**GOAL OF THE EXERCISE:** In the material below, the lines containing the word "キャニスタ温度" are required; copy each of them.

## Begin INPUT RECORDS

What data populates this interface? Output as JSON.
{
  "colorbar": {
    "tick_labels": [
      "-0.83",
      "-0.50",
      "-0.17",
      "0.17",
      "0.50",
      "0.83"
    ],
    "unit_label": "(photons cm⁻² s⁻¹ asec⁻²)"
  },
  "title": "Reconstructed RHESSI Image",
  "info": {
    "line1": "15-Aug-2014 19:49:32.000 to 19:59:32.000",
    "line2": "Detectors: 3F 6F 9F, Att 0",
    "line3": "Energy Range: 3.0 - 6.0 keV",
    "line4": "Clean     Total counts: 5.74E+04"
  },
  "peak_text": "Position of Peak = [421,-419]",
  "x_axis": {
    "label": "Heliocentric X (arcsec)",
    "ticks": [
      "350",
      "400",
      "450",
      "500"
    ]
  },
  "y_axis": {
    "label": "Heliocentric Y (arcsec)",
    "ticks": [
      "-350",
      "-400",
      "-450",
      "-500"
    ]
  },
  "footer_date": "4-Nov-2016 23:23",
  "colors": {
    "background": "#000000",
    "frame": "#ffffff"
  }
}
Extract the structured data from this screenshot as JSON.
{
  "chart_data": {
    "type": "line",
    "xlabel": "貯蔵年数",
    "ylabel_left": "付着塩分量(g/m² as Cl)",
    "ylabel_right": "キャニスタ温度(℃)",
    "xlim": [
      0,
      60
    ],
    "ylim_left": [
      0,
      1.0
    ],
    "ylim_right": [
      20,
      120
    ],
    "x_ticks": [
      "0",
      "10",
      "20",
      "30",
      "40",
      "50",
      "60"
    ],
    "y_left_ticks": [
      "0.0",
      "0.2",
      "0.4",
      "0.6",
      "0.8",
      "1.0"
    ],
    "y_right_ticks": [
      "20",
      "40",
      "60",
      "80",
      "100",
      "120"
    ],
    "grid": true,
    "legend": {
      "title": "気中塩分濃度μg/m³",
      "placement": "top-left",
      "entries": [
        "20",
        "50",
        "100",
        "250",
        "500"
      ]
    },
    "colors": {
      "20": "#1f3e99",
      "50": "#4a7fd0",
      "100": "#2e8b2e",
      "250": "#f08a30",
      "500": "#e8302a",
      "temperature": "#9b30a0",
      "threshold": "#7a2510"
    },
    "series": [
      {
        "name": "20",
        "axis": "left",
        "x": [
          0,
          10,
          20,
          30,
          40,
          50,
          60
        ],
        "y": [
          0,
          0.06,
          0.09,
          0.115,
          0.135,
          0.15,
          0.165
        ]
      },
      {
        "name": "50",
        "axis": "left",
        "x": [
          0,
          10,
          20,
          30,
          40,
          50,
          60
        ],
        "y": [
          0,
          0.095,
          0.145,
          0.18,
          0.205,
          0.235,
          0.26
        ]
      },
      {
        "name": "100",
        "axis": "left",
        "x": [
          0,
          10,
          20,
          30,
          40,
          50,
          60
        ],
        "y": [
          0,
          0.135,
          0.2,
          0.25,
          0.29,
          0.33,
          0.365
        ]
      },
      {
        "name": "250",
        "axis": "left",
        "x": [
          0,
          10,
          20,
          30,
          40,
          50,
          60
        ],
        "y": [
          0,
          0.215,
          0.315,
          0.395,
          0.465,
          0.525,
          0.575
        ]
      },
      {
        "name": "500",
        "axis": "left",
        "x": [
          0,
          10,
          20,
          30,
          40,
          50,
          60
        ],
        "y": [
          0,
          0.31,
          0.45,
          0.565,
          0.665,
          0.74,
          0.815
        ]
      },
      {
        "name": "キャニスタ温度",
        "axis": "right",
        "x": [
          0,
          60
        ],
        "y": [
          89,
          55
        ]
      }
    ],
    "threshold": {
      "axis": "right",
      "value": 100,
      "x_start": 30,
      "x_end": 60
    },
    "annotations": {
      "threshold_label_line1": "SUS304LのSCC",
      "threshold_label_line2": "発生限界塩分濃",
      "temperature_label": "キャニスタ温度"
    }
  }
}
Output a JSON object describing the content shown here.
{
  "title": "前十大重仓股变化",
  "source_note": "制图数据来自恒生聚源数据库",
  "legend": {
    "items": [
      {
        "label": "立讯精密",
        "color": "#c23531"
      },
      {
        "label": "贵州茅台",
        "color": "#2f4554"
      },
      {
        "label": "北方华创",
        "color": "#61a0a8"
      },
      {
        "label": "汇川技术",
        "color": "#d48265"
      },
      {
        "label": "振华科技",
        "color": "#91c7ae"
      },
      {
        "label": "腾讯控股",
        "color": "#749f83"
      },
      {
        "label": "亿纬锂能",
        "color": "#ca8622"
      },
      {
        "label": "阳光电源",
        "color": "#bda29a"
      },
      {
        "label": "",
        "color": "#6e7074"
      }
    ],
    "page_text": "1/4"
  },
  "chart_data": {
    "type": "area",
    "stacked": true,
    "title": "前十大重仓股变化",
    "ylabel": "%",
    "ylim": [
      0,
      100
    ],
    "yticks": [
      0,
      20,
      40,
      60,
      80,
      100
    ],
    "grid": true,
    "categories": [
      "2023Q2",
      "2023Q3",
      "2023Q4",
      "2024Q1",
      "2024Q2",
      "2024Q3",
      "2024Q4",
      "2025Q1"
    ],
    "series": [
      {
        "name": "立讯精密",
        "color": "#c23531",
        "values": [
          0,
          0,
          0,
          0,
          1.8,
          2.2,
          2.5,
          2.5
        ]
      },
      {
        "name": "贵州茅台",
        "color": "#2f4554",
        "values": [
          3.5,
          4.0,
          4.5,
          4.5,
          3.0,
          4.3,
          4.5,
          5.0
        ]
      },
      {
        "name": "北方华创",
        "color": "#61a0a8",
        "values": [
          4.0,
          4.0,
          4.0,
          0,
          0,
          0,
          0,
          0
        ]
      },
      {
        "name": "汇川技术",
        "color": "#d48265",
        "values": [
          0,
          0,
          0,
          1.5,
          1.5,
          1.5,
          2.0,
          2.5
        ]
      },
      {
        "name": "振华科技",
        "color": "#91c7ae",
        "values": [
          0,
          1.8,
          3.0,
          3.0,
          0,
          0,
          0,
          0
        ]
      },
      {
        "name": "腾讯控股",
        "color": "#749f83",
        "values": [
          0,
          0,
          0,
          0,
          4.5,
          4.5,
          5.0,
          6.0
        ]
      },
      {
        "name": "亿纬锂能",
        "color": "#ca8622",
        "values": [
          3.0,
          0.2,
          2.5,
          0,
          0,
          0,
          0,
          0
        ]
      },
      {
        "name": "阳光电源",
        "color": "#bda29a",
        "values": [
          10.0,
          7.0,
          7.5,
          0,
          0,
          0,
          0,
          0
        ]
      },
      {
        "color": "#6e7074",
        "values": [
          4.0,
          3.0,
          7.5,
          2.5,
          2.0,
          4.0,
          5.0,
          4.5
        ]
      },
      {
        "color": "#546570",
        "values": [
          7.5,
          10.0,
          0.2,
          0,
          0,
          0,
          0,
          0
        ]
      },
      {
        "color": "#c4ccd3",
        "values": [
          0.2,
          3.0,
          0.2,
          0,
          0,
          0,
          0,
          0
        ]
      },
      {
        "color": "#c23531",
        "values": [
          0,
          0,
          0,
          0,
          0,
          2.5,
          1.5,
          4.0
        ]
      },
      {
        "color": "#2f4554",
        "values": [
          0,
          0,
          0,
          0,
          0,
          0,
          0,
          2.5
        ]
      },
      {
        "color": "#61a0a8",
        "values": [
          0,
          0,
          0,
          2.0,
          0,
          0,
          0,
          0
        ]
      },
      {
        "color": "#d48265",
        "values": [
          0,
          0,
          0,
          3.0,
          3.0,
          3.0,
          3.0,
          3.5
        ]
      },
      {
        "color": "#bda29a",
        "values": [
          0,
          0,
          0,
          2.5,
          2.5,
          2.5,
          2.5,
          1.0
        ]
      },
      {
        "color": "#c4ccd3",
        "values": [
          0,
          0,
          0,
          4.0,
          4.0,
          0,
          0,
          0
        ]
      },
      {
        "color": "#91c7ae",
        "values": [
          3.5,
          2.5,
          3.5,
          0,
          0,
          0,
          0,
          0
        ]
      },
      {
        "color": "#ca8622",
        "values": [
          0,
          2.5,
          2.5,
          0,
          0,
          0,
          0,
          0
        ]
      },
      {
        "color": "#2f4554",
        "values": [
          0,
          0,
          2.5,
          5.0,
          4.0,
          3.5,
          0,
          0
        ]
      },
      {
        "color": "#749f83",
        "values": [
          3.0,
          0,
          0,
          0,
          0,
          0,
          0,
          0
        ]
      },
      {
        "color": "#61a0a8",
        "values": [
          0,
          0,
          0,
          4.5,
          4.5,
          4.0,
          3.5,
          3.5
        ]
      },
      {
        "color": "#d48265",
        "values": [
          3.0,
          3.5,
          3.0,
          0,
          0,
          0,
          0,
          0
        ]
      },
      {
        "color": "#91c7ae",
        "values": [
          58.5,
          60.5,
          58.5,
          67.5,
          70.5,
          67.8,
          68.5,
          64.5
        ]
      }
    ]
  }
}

## End INPUT RECORDS

**REPLY:**
    "ylabel_right": "キャニスタ温度(℃)",
        "name": "キャニスタ温度",
      "temperature_label": "キャニスタ温度"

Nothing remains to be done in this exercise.